» **SHORT PROBLEM**:
All of the data should be repeated exactly; pictures are not part of the copy.

■ ■ ■ ■

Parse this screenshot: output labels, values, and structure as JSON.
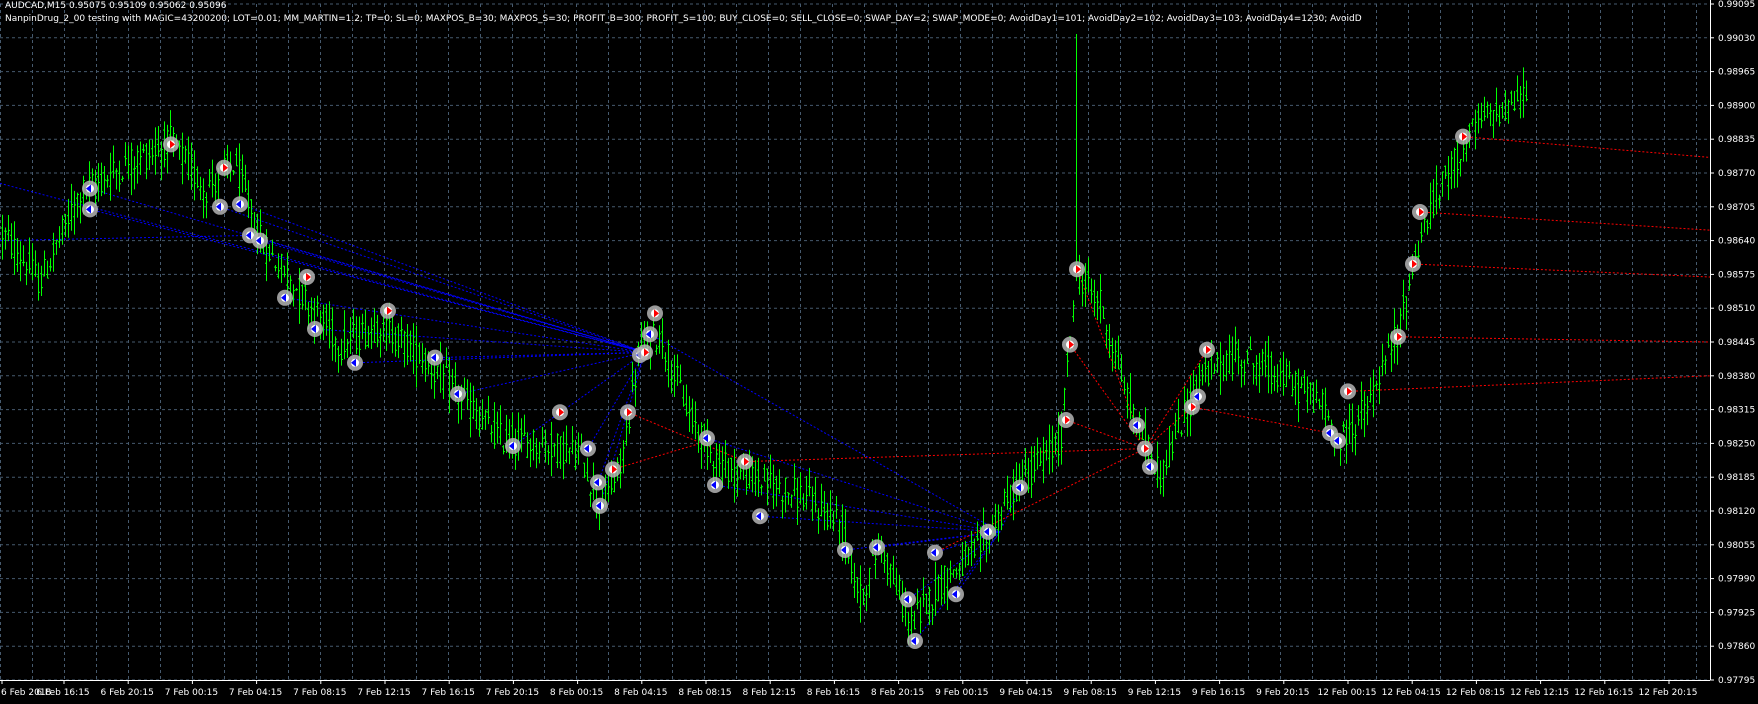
{
  "header": {
    "symbol_line": "AUDCAD,M15  0.95075 0.95109 0.95062 0.95096",
    "ea_line": "NanpinDrug_2_00 testing with MAGIC=43200200; LOT=0.01; MM_MARTIN=1.2; TP=0; SL=0; MAXPOS_B=30; MAXPOS_S=30; PROFIT_B=300; PROFIT_S=100; BUY_CLOSE=0; SELL_CLOSE=0; SWAP_DAY=2; SWAP_MODE=0; AvoidDay1=101; AvoidDay2=102; AvoidDay3=103; AvoidDay4=1230; AvoidD"
  },
  "colors": {
    "background": "#000000",
    "grid": "#465a6e",
    "candles": "#00ff00",
    "buy_line": "#0000ff",
    "sell_line": "#ff0000",
    "marker": "#b4b4b4",
    "text": "#ffffff"
  },
  "chart_data": {
    "type": "candlestick",
    "symbol": "AUDCAD",
    "timeframe": "M15",
    "grid": true,
    "y_ticks": [
      "0.99095",
      "0.99030",
      "0.98965",
      "0.98900",
      "0.98835",
      "0.98770",
      "0.98705",
      "0.98640",
      "0.98575",
      "0.98510",
      "0.98445",
      "0.98380",
      "0.98315",
      "0.98250",
      "0.98185",
      "0.98120",
      "0.98055",
      "0.97990",
      "0.97925",
      "0.97860",
      "0.97795"
    ],
    "y_range": [
      0.97795,
      0.99095
    ],
    "x_ticks": [
      "6 Feb 2018",
      "6 Feb 16:15",
      "6 Feb 20:15",
      "7 Feb 00:15",
      "7 Feb 04:15",
      "7 Feb 08:15",
      "7 Feb 12:15",
      "7 Feb 16:15",
      "7 Feb 20:15",
      "8 Feb 00:15",
      "8 Feb 04:15",
      "8 Feb 08:15",
      "8 Feb 12:15",
      "8 Feb 16:15",
      "8 Feb 20:15",
      "9 Feb 00:15",
      "9 Feb 04:15",
      "9 Feb 08:15",
      "9 Feb 12:15",
      "9 Feb 16:15",
      "9 Feb 20:15",
      "12 Feb 00:15",
      "12 Feb 04:15",
      "12 Feb 08:15",
      "12 Feb 12:15",
      "12 Feb 16:15",
      "12 Feb 20:15"
    ],
    "price_path": [
      [
        0,
        0.9866
      ],
      [
        40,
        0.9856
      ],
      [
        80,
        0.9873
      ],
      [
        120,
        0.9878
      ],
      [
        170,
        0.9883
      ],
      [
        205,
        0.9874
      ],
      [
        235,
        0.9879
      ],
      [
        260,
        0.9864
      ],
      [
        300,
        0.9854
      ],
      [
        340,
        0.9844
      ],
      [
        380,
        0.9848
      ],
      [
        420,
        0.9842
      ],
      [
        460,
        0.9834
      ],
      [
        500,
        0.9826
      ],
      [
        540,
        0.9825
      ],
      [
        580,
        0.9823
      ],
      [
        600,
        0.9813
      ],
      [
        620,
        0.982
      ],
      [
        640,
        0.9844
      ],
      [
        660,
        0.9846
      ],
      [
        690,
        0.983
      ],
      [
        720,
        0.9821
      ],
      [
        760,
        0.9818
      ],
      [
        800,
        0.9815
      ],
      [
        840,
        0.981
      ],
      [
        860,
        0.9795
      ],
      [
        880,
        0.9806
      ],
      [
        910,
        0.979
      ],
      [
        940,
        0.9798
      ],
      [
        980,
        0.9805
      ],
      [
        1020,
        0.9818
      ],
      [
        1060,
        0.9825
      ],
      [
        1076,
        0.9858
      ],
      [
        1100,
        0.9852
      ],
      [
        1130,
        0.9832
      ],
      [
        1160,
        0.9819
      ],
      [
        1200,
        0.9838
      ],
      [
        1240,
        0.9842
      ],
      [
        1280,
        0.9838
      ],
      [
        1320,
        0.9833
      ],
      [
        1340,
        0.9825
      ],
      [
        1370,
        0.9833
      ],
      [
        1400,
        0.9848
      ],
      [
        1420,
        0.9865
      ],
      [
        1450,
        0.9878
      ],
      [
        1480,
        0.9887
      ],
      [
        1525,
        0.9892
      ]
    ],
    "buy_markers": [
      [
        90,
        0.9874
      ],
      [
        90,
        0.987
      ],
      [
        220,
        0.98705
      ],
      [
        240,
        0.9871
      ],
      [
        250,
        0.9865
      ],
      [
        260,
        0.9864
      ],
      [
        285,
        0.9853
      ],
      [
        315,
        0.9847
      ],
      [
        355,
        0.98405
      ],
      [
        435,
        0.98415
      ],
      [
        458,
        0.98345
      ],
      [
        513,
        0.98245
      ],
      [
        588,
        0.9824
      ],
      [
        598,
        0.98175
      ],
      [
        600,
        0.9813
      ],
      [
        640,
        0.9842
      ],
      [
        650,
        0.9846
      ],
      [
        707,
        0.9826
      ],
      [
        715,
        0.9817
      ],
      [
        760,
        0.9811
      ],
      [
        845,
        0.98045
      ],
      [
        877,
        0.9805
      ],
      [
        908,
        0.9795
      ],
      [
        915,
        0.9787
      ],
      [
        935,
        0.9804
      ],
      [
        956,
        0.9796
      ],
      [
        988,
        0.9808
      ],
      [
        1020,
        0.98165
      ],
      [
        1137,
        0.98285
      ],
      [
        1150,
        0.98205
      ],
      [
        1198,
        0.9834
      ],
      [
        1330,
        0.9827
      ],
      [
        1338,
        0.98255
      ]
    ],
    "sell_markers": [
      [
        171,
        0.98825
      ],
      [
        224,
        0.9878
      ],
      [
        307,
        0.9857
      ],
      [
        388,
        0.98505
      ],
      [
        560,
        0.9831
      ],
      [
        613,
        0.982
      ],
      [
        628,
        0.9831
      ],
      [
        645,
        0.98425
      ],
      [
        655,
        0.985
      ],
      [
        745,
        0.98215
      ],
      [
        1066,
        0.98295
      ],
      [
        1070,
        0.9844
      ],
      [
        1077,
        0.98585
      ],
      [
        1145,
        0.9824
      ],
      [
        1192,
        0.9832
      ],
      [
        1207,
        0.9843
      ],
      [
        1348,
        0.9835
      ],
      [
        1398,
        0.98455
      ],
      [
        1413,
        0.98595
      ],
      [
        1420,
        0.98695
      ],
      [
        1463,
        0.9884
      ]
    ]
  }
}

■ ■ ■ ■

» **WRITTEN ANSWER**:
Parse this screenshot: output labels, values, and structure as JSON.
{
  "header": {
    "symbol_line": "AUDCAD,M15  0.95075 0.95109 0.95062 0.95096",
    "ea_line": "NanpinDrug_2_00 testing with MAGIC=43200200; LOT=0.01; MM_MARTIN=1.2; TP=0; SL=0; MAXPOS_B=30; MAXPOS_S=30; PROFIT_B=300; PROFIT_S=100; BUY_CLOSE=0; SELL_CLOSE=0; SWAP_DAY=2; SWAP_MODE=0; AvoidDay1=101; AvoidDay2=102; AvoidDay3=103; AvoidDay4=1230; AvoidD"
  },
  "colors": {
    "background": "#000000",
    "grid": "#465a6e",
    "candles": "#00ff00",
    "buy_line": "#0000ff",
    "sell_line": "#ff0000",
    "marker": "#b4b4b4",
    "text": "#ffffff"
  },
  "chart_data": {
    "type": "candlestick",
    "symbol": "AUDCAD",
    "timeframe": "M15",
    "grid": true,
    "y_ticks": [
      "0.99095",
      "0.99030",
      "0.98965",
      "0.98900",
      "0.98835",
      "0.98770",
      "0.98705",
      "0.98640",
      "0.98575",
      "0.98510",
      "0.98445",
      "0.98380",
      "0.98315",
      "0.98250",
      "0.98185",
      "0.98120",
      "0.98055",
      "0.97990",
      "0.97925",
      "0.97860",
      "0.97795"
    ],
    "y_range": [
      0.97795,
      0.99095
    ],
    "x_ticks": [
      "6 Feb 2018",
      "6 Feb 16:15",
      "6 Feb 20:15",
      "7 Feb 00:15",
      "7 Feb 04:15",
      "7 Feb 08:15",
      "7 Feb 12:15",
      "7 Feb 16:15",
      "7 Feb 20:15",
      "8 Feb 00:15",
      "8 Feb 04:15",
      "8 Feb 08:15",
      "8 Feb 12:15",
      "8 Feb 16:15",
      "8 Feb 20:15",
      "9 Feb 00:15",
      "9 Feb 04:15",
      "9 Feb 08:15",
      "9 Feb 12:15",
      "9 Feb 16:15",
      "9 Feb 20:15",
      "12 Feb 00:15",
      "12 Feb 04:15",
      "12 Feb 08:15",
      "12 Feb 12:15",
      "12 Feb 16:15",
      "12 Feb 20:15"
    ],
    "price_path": [
      [
        0,
        0.9866
      ],
      [
        40,
        0.9856
      ],
      [
        80,
        0.9873
      ],
      [
        120,
        0.9878
      ],
      [
        170,
        0.9883
      ],
      [
        205,
        0.9874
      ],
      [
        235,
        0.9879
      ],
      [
        260,
        0.9864
      ],
      [
        300,
        0.9854
      ],
      [
        340,
        0.9844
      ],
      [
        380,
        0.9848
      ],
      [
        420,
        0.9842
      ],
      [
        460,
        0.9834
      ],
      [
        500,
        0.9826
      ],
      [
        540,
        0.9825
      ],
      [
        580,
        0.9823
      ],
      [
        600,
        0.9813
      ],
      [
        620,
        0.982
      ],
      [
        640,
        0.9844
      ],
      [
        660,
        0.9846
      ],
      [
        690,
        0.983
      ],
      [
        720,
        0.9821
      ],
      [
        760,
        0.9818
      ],
      [
        800,
        0.9815
      ],
      [
        840,
        0.981
      ],
      [
        860,
        0.9795
      ],
      [
        880,
        0.9806
      ],
      [
        910,
        0.979
      ],
      [
        940,
        0.9798
      ],
      [
        980,
        0.9805
      ],
      [
        1020,
        0.9818
      ],
      [
        1060,
        0.9825
      ],
      [
        1076,
        0.9858
      ],
      [
        1100,
        0.9852
      ],
      [
        1130,
        0.9832
      ],
      [
        1160,
        0.9819
      ],
      [
        1200,
        0.9838
      ],
      [
        1240,
        0.9842
      ],
      [
        1280,
        0.9838
      ],
      [
        1320,
        0.9833
      ],
      [
        1340,
        0.9825
      ],
      [
        1370,
        0.9833
      ],
      [
        1400,
        0.9848
      ],
      [
        1420,
        0.9865
      ],
      [
        1450,
        0.9878
      ],
      [
        1480,
        0.9887
      ],
      [
        1525,
        0.9892
      ]
    ],
    "buy_markers": [
      [
        90,
        0.9874
      ],
      [
        90,
        0.987
      ],
      [
        220,
        0.98705
      ],
      [
        240,
        0.9871
      ],
      [
        250,
        0.9865
      ],
      [
        260,
        0.9864
      ],
      [
        285,
        0.9853
      ],
      [
        315,
        0.9847
      ],
      [
        355,
        0.98405
      ],
      [
        435,
        0.98415
      ],
      [
        458,
        0.98345
      ],
      [
        513,
        0.98245
      ],
      [
        588,
        0.9824
      ],
      [
        598,
        0.98175
      ],
      [
        600,
        0.9813
      ],
      [
        640,
        0.9842
      ],
      [
        650,
        0.9846
      ],
      [
        707,
        0.9826
      ],
      [
        715,
        0.9817
      ],
      [
        760,
        0.9811
      ],
      [
        845,
        0.98045
      ],
      [
        877,
        0.9805
      ],
      [
        908,
        0.9795
      ],
      [
        915,
        0.9787
      ],
      [
        935,
        0.9804
      ],
      [
        956,
        0.9796
      ],
      [
        988,
        0.9808
      ],
      [
        1020,
        0.98165
      ],
      [
        1137,
        0.98285
      ],
      [
        1150,
        0.98205
      ],
      [
        1198,
        0.9834
      ],
      [
        1330,
        0.9827
      ],
      [
        1338,
        0.98255
      ]
    ],
    "sell_markers": [
      [
        171,
        0.98825
      ],
      [
        224,
        0.9878
      ],
      [
        307,
        0.9857
      ],
      [
        388,
        0.98505
      ],
      [
        560,
        0.9831
      ],
      [
        613,
        0.982
      ],
      [
        628,
        0.9831
      ],
      [
        645,
        0.98425
      ],
      [
        655,
        0.985
      ],
      [
        745,
        0.98215
      ],
      [
        1066,
        0.98295
      ],
      [
        1070,
        0.9844
      ],
      [
        1077,
        0.98585
      ],
      [
        1145,
        0.9824
      ],
      [
        1192,
        0.9832
      ],
      [
        1207,
        0.9843
      ],
      [
        1348,
        0.9835
      ],
      [
        1398,
        0.98455
      ],
      [
        1413,
        0.98595
      ],
      [
        1420,
        0.98695
      ],
      [
        1463,
        0.9884
      ]
    ]
  }
}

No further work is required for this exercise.